### WHAT YOU HAVE TO DO:
Output every entry exactly as given.

= = =

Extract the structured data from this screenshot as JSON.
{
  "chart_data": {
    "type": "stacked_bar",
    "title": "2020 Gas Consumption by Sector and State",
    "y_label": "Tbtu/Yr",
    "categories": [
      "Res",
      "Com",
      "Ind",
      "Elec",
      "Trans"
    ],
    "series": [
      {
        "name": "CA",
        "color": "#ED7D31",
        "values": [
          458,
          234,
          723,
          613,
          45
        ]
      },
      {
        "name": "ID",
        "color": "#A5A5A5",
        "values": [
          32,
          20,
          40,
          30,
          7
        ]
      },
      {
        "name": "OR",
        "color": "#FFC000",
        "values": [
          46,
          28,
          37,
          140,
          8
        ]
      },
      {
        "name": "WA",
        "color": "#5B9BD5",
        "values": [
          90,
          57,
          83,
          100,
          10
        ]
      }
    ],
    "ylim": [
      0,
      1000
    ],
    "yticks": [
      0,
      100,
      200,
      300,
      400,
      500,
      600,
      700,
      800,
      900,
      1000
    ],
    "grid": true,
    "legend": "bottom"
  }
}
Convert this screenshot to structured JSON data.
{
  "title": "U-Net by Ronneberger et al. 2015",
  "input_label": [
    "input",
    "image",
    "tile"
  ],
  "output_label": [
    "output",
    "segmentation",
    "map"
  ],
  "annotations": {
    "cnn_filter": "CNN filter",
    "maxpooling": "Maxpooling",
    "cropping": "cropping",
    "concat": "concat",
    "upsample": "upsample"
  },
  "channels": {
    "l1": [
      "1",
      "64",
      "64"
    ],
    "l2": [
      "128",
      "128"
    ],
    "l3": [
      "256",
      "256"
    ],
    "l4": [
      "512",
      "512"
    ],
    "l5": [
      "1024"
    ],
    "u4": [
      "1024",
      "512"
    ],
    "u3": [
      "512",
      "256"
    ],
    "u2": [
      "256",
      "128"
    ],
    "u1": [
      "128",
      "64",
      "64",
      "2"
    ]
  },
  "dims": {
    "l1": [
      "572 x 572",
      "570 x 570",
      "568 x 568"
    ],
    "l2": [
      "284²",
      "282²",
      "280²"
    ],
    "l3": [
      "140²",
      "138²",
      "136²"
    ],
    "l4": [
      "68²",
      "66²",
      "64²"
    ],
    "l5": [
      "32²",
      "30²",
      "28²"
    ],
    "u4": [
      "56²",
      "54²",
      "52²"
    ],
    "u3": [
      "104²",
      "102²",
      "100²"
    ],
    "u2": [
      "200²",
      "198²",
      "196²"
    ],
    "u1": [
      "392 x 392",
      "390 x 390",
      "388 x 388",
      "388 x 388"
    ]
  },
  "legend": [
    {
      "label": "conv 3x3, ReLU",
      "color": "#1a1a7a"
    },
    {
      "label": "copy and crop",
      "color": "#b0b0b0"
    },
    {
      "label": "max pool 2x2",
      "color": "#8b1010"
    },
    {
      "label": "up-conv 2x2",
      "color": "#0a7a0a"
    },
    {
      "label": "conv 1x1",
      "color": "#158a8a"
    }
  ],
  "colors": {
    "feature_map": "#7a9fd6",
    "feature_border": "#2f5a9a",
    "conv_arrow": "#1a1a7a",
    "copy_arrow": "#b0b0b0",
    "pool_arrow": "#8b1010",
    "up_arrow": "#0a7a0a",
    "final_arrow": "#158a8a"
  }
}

= = =

### EXPECTED OUTPUT:
Extract the structured data from this screenshot as JSON.
{
  "chart_data": {
    "type": "stacked_bar",
    "title": "2020 Gas Consumption by Sector and State",
    "y_label": "Tbtu/Yr",
    "categories": [
      "Res",
      "Com",
      "Ind",
      "Elec",
      "Trans"
    ],
    "series": [
      {
        "name": "CA",
        "color": "#ED7D31",
        "values": [
          458,
          234,
          723,
          613,
          45
        ]
      },
      {
        "name": "ID",
        "color": "#A5A5A5",
        "values": [
          32,
          20,
          40,
          30,
          7
        ]
      },
      {
        "name": "OR",
        "color": "#FFC000",
        "values": [
          46,
          28,
          37,
          140,
          8
        ]
      },
      {
        "name": "WA",
        "color": "#5B9BD5",
        "values": [
          90,
          57,
          83,
          100,
          10
        ]
      }
    ],
    "ylim": [
      0,
      1000
    ],
    "yticks": [
      0,
      100,
      200,
      300,
      400,
      500,
      600,
      700,
      800,
      900,
      1000
    ],
    "grid": true,
    "legend": "bottom"
  }
}
Convert this screenshot to structured JSON data.
{
  "title": "U-Net by Ronneberger et al. 2015",
  "input_label": [
    "input",
    "image",
    "tile"
  ],
  "output_label": [
    "output",
    "segmentation",
    "map"
  ],
  "annotations": {
    "cnn_filter": "CNN filter",
    "maxpooling": "Maxpooling",
    "cropping": "cropping",
    "concat": "concat",
    "upsample": "upsample"
  },
  "channels": {
    "l1": [
      "1",
      "64",
      "64"
    ],
    "l2": [
      "128",
      "128"
    ],
    "l3": [
      "256",
      "256"
    ],
    "l4": [
      "512",
      "512"
    ],
    "l5": [
      "1024"
    ],
    "u4": [
      "1024",
      "512"
    ],
    "u3": [
      "512",
      "256"
    ],
    "u2": [
      "256",
      "128"
    ],
    "u1": [
      "128",
      "64",
      "64",
      "2"
    ]
  },
  "dims": {
    "l1": [
      "572 x 572",
      "570 x 570",
      "568 x 568"
    ],
    "l2": [
      "284²",
      "282²",
      "280²"
    ],
    "l3": [
      "140²",
      "138²",
      "136²"
    ],
    "l4": [
      "68²",
      "66²",
      "64²"
    ],
    "l5": [
      "32²",
      "30²",
      "28²"
    ],
    "u4": [
      "56²",
      "54²",
      "52²"
    ],
    "u3": [
      "104²",
      "102²",
      "100²"
    ],
    "u2": [
      "200²",
      "198²",
      "196²"
    ],
    "u1": [
      "392 x 392",
      "390 x 390",
      "388 x 388",
      "388 x 388"
    ]
  },
  "legend": [
    {
      "label": "conv 3x3, ReLU",
      "color": "#1a1a7a"
    },
    {
      "label": "copy and crop",
      "color": "#b0b0b0"
    },
    {
      "label": "max pool 2x2",
      "color": "#8b1010"
    },
    {
      "label": "up-conv 2x2",
      "color": "#0a7a0a"
    },
    {
      "label": "conv 1x1",
      "color": "#158a8a"
    }
  ],
  "colors": {
    "feature_map": "#7a9fd6",
    "feature_border": "#2f5a9a",
    "conv_arrow": "#1a1a7a",
    "copy_arrow": "#b0b0b0",
    "pool_arrow": "#8b1010",
    "up_arrow": "#0a7a0a",
    "final_arrow": "#158a8a"
  }
}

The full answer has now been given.